* SET PROBLEM
Make an exact copy of all the records.

* DATA IN THIS EXERCISE
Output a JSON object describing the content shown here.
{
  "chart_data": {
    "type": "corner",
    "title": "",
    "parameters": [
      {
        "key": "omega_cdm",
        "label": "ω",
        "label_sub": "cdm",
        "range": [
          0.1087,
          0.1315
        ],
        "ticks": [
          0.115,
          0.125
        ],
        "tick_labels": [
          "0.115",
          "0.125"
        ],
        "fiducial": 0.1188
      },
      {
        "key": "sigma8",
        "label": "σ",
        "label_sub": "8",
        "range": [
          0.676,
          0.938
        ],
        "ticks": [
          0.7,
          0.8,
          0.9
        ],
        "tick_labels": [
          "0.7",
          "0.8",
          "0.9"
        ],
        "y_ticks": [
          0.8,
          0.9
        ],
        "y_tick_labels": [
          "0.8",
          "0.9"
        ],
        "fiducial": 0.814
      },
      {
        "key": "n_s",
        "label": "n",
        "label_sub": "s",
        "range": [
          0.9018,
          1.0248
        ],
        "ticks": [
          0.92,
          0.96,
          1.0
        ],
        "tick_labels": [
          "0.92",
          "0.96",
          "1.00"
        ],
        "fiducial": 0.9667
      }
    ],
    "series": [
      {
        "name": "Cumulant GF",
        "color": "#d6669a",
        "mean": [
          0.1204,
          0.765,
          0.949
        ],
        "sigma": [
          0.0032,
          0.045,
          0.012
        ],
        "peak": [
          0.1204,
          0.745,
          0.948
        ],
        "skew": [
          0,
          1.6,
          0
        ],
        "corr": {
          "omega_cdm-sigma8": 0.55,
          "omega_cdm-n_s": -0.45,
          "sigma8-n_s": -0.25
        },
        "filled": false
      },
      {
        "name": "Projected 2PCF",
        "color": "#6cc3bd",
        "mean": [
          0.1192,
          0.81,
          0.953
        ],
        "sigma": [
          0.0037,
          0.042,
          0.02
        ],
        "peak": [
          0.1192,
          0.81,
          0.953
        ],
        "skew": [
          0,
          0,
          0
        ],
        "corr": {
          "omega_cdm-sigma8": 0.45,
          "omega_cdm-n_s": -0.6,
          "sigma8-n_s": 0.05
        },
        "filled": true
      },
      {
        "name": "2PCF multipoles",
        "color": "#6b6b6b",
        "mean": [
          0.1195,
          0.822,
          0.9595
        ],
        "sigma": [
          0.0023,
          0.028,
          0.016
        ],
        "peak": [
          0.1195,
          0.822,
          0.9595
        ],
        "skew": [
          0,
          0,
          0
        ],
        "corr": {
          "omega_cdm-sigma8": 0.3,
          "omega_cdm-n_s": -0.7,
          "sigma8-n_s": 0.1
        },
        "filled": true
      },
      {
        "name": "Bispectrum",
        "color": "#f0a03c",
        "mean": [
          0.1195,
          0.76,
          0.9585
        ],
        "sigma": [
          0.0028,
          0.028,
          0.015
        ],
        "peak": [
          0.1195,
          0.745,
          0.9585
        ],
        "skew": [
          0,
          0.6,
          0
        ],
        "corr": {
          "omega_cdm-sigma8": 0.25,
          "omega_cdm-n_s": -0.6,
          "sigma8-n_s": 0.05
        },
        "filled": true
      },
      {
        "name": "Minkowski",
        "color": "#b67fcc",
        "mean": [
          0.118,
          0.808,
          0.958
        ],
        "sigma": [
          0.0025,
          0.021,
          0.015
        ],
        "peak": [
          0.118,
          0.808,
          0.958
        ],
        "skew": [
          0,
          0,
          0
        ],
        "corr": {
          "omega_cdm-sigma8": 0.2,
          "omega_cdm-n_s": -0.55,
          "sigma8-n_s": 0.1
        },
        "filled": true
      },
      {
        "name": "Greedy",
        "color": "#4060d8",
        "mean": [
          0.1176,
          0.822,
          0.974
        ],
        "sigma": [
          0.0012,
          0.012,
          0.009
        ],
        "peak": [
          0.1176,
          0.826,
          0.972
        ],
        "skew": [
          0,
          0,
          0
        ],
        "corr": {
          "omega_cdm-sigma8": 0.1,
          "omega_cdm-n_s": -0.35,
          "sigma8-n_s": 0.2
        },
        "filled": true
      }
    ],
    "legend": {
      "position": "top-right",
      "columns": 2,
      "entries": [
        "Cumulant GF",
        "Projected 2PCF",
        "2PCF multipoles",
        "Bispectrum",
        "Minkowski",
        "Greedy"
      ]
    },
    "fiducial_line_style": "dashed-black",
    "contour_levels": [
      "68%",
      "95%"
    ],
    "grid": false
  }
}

* SOLUTION TO THIS TASK
Output a JSON object describing the content shown here.
{
  "chart_data": {
    "type": "corner",
    "title": "",
    "parameters": [
      {
        "key": "omega_cdm",
        "label": "ω",
        "label_sub": "cdm",
        "range": [
          0.1087,
          0.1315
        ],
        "ticks": [
          0.115,
          0.125
        ],
        "tick_labels": [
          "0.115",
          "0.125"
        ],
        "fiducial": 0.1188
      },
      {
        "key": "sigma8",
        "label": "σ",
        "label_sub": "8",
        "range": [
          0.676,
          0.938
        ],
        "ticks": [
          0.7,
          0.8,
          0.9
        ],
        "tick_labels": [
          "0.7",
          "0.8",
          "0.9"
        ],
        "y_ticks": [
          0.8,
          0.9
        ],
        "y_tick_labels": [
          "0.8",
          "0.9"
        ],
        "fiducial": 0.814
      },
      {
        "key": "n_s",
        "label": "n",
        "label_sub": "s",
        "range": [
          0.9018,
          1.0248
        ],
        "ticks": [
          0.92,
          0.96,
          1.0
        ],
        "tick_labels": [
          "0.92",
          "0.96",
          "1.00"
        ],
        "fiducial": 0.9667
      }
    ],
    "series": [
      {
        "name": "Cumulant GF",
        "color": "#d6669a",
        "mean": [
          0.1204,
          0.765,
          0.949
        ],
        "sigma": [
          0.0032,
          0.045,
          0.012
        ],
        "peak": [
          0.1204,
          0.745,
          0.948
        ],
        "skew": [
          0,
          1.6,
          0
        ],
        "corr": {
          "omega_cdm-sigma8": 0.55,
          "omega_cdm-n_s": -0.45,
          "sigma8-n_s": -0.25
        },
        "filled": false
      },
      {
        "name": "Projected 2PCF",
        "color": "#6cc3bd",
        "mean": [
          0.1192,
          0.81,
          0.953
        ],
        "sigma": [
          0.0037,
          0.042,
          0.02
        ],
        "peak": [
          0.1192,
          0.81,
          0.953
        ],
        "skew": [
          0,
          0,
          0
        ],
        "corr": {
          "omega_cdm-sigma8": 0.45,
          "omega_cdm-n_s": -0.6,
          "sigma8-n_s": 0.05
        },
        "filled": true
      },
      {
        "name": "2PCF multipoles",
        "color": "#6b6b6b",
        "mean": [
          0.1195,
          0.822,
          0.9595
        ],
        "sigma": [
          0.0023,
          0.028,
          0.016
        ],
        "peak": [
          0.1195,
          0.822,
          0.9595
        ],
        "skew": [
          0,
          0,
          0
        ],
        "corr": {
          "omega_cdm-sigma8": 0.3,
          "omega_cdm-n_s": -0.7,
          "sigma8-n_s": 0.1
        },
        "filled": true
      },
      {
        "name": "Bispectrum",
        "color": "#f0a03c",
        "mean": [
          0.1195,
          0.76,
          0.9585
        ],
        "sigma": [
          0.0028,
          0.028,
          0.015
        ],
        "peak": [
          0.1195,
          0.745,
          0.9585
        ],
        "skew": [
          0,
          0.6,
          0
        ],
        "corr": {
          "omega_cdm-sigma8": 0.25,
          "omega_cdm-n_s": -0.6,
          "sigma8-n_s": 0.05
        },
        "filled": true
      },
      {
        "name": "Minkowski",
        "color": "#b67fcc",
        "mean": [
          0.118,
          0.808,
          0.958
        ],
        "sigma": [
          0.0025,
          0.021,
          0.015
        ],
        "peak": [
          0.118,
          0.808,
          0.958
        ],
        "skew": [
          0,
          0,
          0
        ],
        "corr": {
          "omega_cdm-sigma8": 0.2,
          "omega_cdm-n_s": -0.55,
          "sigma8-n_s": 0.1
        },
        "filled": true
      },
      {
        "name": "Greedy",
        "color": "#4060d8",
        "mean": [
          0.1176,
          0.822,
          0.974
        ],
        "sigma": [
          0.0012,
          0.012,
          0.009
        ],
        "peak": [
          0.1176,
          0.826,
          0.972
        ],
        "skew": [
          0,
          0,
          0
        ],
        "corr": {
          "omega_cdm-sigma8": 0.1,
          "omega_cdm-n_s": -0.35,
          "sigma8-n_s": 0.2
        },
        "filled": true
      }
    ],
    "legend": {
      "position": "top-right",
      "columns": 2,
      "entries": [
        "Cumulant GF",
        "Projected 2PCF",
        "2PCF multipoles",
        "Bispectrum",
        "Minkowski",
        "Greedy"
      ]
    },
    "fiducial_line_style": "dashed-black",
    "contour_levels": [
      "68%",
      "95%"
    ],
    "grid": false
  }
}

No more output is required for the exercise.